MATERIAL PROVIDED:
______________________________
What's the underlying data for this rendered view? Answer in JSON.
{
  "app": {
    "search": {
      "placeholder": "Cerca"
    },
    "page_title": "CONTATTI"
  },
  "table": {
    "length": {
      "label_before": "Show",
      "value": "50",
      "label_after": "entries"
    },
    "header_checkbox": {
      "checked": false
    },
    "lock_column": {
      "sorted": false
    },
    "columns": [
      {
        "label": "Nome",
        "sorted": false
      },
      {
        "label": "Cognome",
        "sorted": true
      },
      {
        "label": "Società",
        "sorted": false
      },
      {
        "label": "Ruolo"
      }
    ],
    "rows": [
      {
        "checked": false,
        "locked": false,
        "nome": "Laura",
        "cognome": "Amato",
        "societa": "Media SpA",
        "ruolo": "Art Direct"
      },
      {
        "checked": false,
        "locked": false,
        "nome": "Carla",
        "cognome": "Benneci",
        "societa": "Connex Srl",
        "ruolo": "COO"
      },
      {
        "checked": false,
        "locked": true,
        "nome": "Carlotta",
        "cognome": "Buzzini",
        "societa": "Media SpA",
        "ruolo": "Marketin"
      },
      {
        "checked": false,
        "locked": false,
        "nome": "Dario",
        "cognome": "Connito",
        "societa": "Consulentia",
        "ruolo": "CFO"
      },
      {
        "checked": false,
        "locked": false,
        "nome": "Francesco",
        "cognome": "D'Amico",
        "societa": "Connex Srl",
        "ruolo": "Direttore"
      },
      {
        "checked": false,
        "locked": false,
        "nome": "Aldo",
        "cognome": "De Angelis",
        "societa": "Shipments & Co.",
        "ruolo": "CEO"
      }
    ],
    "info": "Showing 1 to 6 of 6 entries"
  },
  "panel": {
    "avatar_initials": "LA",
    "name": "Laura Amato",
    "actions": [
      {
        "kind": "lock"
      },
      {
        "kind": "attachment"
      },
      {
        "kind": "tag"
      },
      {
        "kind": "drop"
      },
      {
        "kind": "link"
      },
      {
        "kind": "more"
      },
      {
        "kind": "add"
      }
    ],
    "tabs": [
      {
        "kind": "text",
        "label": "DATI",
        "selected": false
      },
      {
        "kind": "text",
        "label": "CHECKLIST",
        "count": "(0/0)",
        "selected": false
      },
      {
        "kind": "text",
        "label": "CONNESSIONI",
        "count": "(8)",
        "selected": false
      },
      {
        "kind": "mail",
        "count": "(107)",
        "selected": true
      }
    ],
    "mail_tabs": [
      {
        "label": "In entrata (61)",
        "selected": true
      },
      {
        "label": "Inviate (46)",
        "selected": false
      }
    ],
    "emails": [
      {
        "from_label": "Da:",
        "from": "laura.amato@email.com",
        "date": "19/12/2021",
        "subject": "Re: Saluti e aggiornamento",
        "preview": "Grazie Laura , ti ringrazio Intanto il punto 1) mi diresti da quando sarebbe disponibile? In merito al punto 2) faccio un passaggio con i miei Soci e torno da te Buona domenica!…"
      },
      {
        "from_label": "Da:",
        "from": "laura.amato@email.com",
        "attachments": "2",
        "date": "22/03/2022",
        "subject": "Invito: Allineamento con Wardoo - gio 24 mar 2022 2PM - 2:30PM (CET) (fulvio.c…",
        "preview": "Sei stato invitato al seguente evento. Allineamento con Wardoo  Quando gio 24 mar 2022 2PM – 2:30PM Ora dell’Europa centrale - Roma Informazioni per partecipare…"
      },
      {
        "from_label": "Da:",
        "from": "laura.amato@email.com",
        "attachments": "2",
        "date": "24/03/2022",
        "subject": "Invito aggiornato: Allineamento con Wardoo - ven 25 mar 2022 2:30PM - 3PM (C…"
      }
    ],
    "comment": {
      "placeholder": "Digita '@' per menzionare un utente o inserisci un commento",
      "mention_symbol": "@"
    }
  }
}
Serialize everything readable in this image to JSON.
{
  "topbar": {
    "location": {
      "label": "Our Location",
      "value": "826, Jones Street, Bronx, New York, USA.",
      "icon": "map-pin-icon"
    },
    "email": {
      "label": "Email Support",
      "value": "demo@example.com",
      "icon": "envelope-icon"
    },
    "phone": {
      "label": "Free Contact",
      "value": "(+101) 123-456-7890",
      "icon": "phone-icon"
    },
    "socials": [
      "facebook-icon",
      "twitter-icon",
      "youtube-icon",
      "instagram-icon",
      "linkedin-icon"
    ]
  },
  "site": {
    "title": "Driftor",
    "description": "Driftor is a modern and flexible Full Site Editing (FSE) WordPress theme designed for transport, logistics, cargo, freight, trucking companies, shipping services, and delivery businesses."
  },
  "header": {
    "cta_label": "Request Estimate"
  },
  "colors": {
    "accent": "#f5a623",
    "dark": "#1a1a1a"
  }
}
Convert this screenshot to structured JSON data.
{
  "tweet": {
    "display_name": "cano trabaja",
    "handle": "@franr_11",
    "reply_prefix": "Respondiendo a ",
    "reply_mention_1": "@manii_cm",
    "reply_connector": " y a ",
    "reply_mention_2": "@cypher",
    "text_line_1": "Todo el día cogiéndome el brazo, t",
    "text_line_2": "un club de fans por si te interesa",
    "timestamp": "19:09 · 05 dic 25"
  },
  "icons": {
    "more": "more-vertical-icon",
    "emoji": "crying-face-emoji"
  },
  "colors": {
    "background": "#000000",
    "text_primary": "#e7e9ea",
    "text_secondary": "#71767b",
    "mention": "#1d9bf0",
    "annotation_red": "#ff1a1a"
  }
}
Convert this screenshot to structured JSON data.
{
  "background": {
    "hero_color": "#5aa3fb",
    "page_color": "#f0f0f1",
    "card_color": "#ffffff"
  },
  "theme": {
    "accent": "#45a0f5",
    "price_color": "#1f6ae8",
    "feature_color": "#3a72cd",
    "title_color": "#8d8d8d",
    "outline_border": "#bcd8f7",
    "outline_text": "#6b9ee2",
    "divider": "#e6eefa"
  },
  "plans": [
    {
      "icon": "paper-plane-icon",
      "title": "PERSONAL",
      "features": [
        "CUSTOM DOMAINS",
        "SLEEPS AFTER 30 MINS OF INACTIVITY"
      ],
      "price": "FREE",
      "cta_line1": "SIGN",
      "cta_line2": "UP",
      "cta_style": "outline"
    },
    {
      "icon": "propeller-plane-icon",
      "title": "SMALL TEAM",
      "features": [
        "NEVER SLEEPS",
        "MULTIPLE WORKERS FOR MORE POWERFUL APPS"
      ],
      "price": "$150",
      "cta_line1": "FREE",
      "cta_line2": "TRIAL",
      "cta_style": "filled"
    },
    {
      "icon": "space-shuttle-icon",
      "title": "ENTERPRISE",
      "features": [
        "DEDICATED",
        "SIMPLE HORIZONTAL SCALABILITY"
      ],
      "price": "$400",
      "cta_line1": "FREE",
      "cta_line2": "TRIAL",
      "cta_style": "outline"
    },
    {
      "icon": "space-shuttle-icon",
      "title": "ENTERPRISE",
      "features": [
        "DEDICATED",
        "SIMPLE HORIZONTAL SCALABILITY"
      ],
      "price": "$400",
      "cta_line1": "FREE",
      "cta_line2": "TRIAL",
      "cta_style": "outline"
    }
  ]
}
______________________________
Repeat the material from above exactly, word for word.

What's the underlying data for this rendered view? Answer in JSON.
{
  "app": {
    "search": {
      "placeholder": "Cerca"
    },
    "page_title": "CONTATTI"
  },
  "table": {
    "length": {
      "label_before": "Show",
      "value": "50",
      "label_after": "entries"
    },
    "header_checkbox": {
      "checked": false
    },
    "lock_column": {
      "sorted": false
    },
    "columns": [
      {
        "label": "Nome",
        "sorted": false
      },
      {
        "label": "Cognome",
        "sorted": true
      },
      {
        "label": "Società",
        "sorted": false
      },
      {
        "label": "Ruolo"
      }
    ],
    "rows": [
      {
        "checked": false,
        "locked": false,
        "nome": "Laura",
        "cognome": "Amato",
        "societa": "Media SpA",
        "ruolo": "Art Direct"
      },
      {
        "checked": false,
        "locked": false,
        "nome": "Carla",
        "cognome": "Benneci",
        "societa": "Connex Srl",
        "ruolo": "COO"
      },
      {
        "checked": false,
        "locked": true,
        "nome": "Carlotta",
        "cognome": "Buzzini",
        "societa": "Media SpA",
        "ruolo": "Marketin"
      },
      {
        "checked": false,
        "locked": false,
        "nome": "Dario",
        "cognome": "Connito",
        "societa": "Consulentia",
        "ruolo": "CFO"
      },
      {
        "checked": false,
        "locked": false,
        "nome": "Francesco",
        "cognome": "D'Amico",
        "societa": "Connex Srl",
        "ruolo": "Direttore"
      },
      {
        "checked": false,
        "locked": false,
        "nome": "Aldo",
        "cognome": "De Angelis",
        "societa": "Shipments & Co.",
        "ruolo": "CEO"
      }
    ],
    "info": "Showing 1 to 6 of 6 entries"
  },
  "panel": {
    "avatar_initials": "LA",
    "name": "Laura Amato",
    "actions": [
      {
        "kind": "lock"
      },
      {
        "kind": "attachment"
      },
      {
        "kind": "tag"
      },
      {
        "kind": "drop"
      },
      {
        "kind": "link"
      },
      {
        "kind": "more"
      },
      {
        "kind": "add"
      }
    ],
    "tabs": [
      {
        "kind": "text",
        "label": "DATI",
        "selected": false
      },
      {
        "kind": "text",
        "label": "CHECKLIST",
        "count": "(0/0)",
        "selected": false
      },
      {
        "kind": "text",
        "label": "CONNESSIONI",
        "count": "(8)",
        "selected": false
      },
      {
        "kind": "mail",
        "count": "(107)",
        "selected": true
      }
    ],
    "mail_tabs": [
      {
        "label": "In entrata (61)",
        "selected": true
      },
      {
        "label": "Inviate (46)",
        "selected": false
      }
    ],
    "emails": [
      {
        "from_label": "Da:",
        "from": "laura.amato@email.com",
        "date": "19/12/2021",
        "subject": "Re: Saluti e aggiornamento",
        "preview": "Grazie Laura , ti ringrazio Intanto il punto 1) mi diresti da quando sarebbe disponibile? In merito al punto 2) faccio un passaggio con i miei Soci e torno da te Buona domenica!…"
      },
      {
        "from_label": "Da:",
        "from": "laura.amato@email.com",
        "attachments": "2",
        "date": "22/03/2022",
        "subject": "Invito: Allineamento con Wardoo - gio 24 mar 2022 2PM - 2:30PM (CET) (fulvio.c…",
        "preview": "Sei stato invitato al seguente evento. Allineamento con Wardoo  Quando gio 24 mar 2022 2PM – 2:30PM Ora dell’Europa centrale - Roma Informazioni per partecipare…"
      },
      {
        "from_label": "Da:",
        "from": "laura.amato@email.com",
        "attachments": "2",
        "date": "24/03/2022",
        "subject": "Invito aggiornato: Allineamento con Wardoo - ven 25 mar 2022 2:30PM - 3PM (C…"
      }
    ],
    "comment": {
      "placeholder": "Digita '@' per menzionare un utente o inserisci un commento",
      "mention_symbol": "@"
    }
  }
}
Serialize everything readable in this image to JSON.
{
  "topbar": {
    "location": {
      "label": "Our Location",
      "value": "826, Jones Street, Bronx, New York, USA.",
      "icon": "map-pin-icon"
    },
    "email": {
      "label": "Email Support",
      "value": "demo@example.com",
      "icon": "envelope-icon"
    },
    "phone": {
      "label": "Free Contact",
      "value": "(+101) 123-456-7890",
      "icon": "phone-icon"
    },
    "socials": [
      "facebook-icon",
      "twitter-icon",
      "youtube-icon",
      "instagram-icon",
      "linkedin-icon"
    ]
  },
  "site": {
    "title": "Driftor",
    "description": "Driftor is a modern and flexible Full Site Editing (FSE) WordPress theme designed for transport, logistics, cargo, freight, trucking companies, shipping services, and delivery businesses."
  },
  "header": {
    "cta_label": "Request Estimate"
  },
  "colors": {
    "accent": "#f5a623",
    "dark": "#1a1a1a"
  }
}
Convert this screenshot to structured JSON data.
{
  "tweet": {
    "display_name": "cano trabaja",
    "handle": "@franr_11",
    "reply_prefix": "Respondiendo a ",
    "reply_mention_1": "@manii_cm",
    "reply_connector": " y a ",
    "reply_mention_2": "@cypher",
    "text_line_1": "Todo el día cogiéndome el brazo, t",
    "text_line_2": "un club de fans por si te interesa",
    "timestamp": "19:09 · 05 dic 25"
  },
  "icons": {
    "more": "more-vertical-icon",
    "emoji": "crying-face-emoji"
  },
  "colors": {
    "background": "#000000",
    "text_primary": "#e7e9ea",
    "text_secondary": "#71767b",
    "mention": "#1d9bf0",
    "annotation_red": "#ff1a1a"
  }
}
Convert this screenshot to structured JSON data.
{
  "background": {
    "hero_color": "#5aa3fb",
    "page_color": "#f0f0f1",
    "card_color": "#ffffff"
  },
  "theme": {
    "accent": "#45a0f5",
    "price_color": "#1f6ae8",
    "feature_color": "#3a72cd",
    "title_color": "#8d8d8d",
    "outline_border": "#bcd8f7",
    "outline_text": "#6b9ee2",
    "divider": "#e6eefa"
  },
  "plans": [
    {
      "icon": "paper-plane-icon",
      "title": "PERSONAL",
      "features": [
        "CUSTOM DOMAINS",
        "SLEEPS AFTER 30 MINS OF INACTIVITY"
      ],
      "price": "FREE",
      "cta_line1": "SIGN",
      "cta_line2": "UP",
      "cta_style": "outline"
    },
    {
      "icon": "propeller-plane-icon",
      "title": "SMALL TEAM",
      "features": [
        "NEVER SLEEPS",
        "MULTIPLE WORKERS FOR MORE POWERFUL APPS"
      ],
      "price": "$150",
      "cta_line1": "FREE",
      "cta_line2": "TRIAL",
      "cta_style": "filled"
    },
    {
      "icon": "space-shuttle-icon",
      "title": "ENTERPRISE",
      "features": [
        "DEDICATED",
        "SIMPLE HORIZONTAL SCALABILITY"
      ],
      "price": "$400",
      "cta_line1": "FREE",
      "cta_line2": "TRIAL",
      "cta_style": "outline"
    },
    {
      "icon": "space-shuttle-icon",
      "title": "ENTERPRISE",
      "features": [
        "DEDICATED",
        "SIMPLE HORIZONTAL SCALABILITY"
      ],
      "price": "$400",
      "cta_line1": "FREE",
      "cta_line2": "TRIAL",
      "cta_style": "outline"
    }
  ]
}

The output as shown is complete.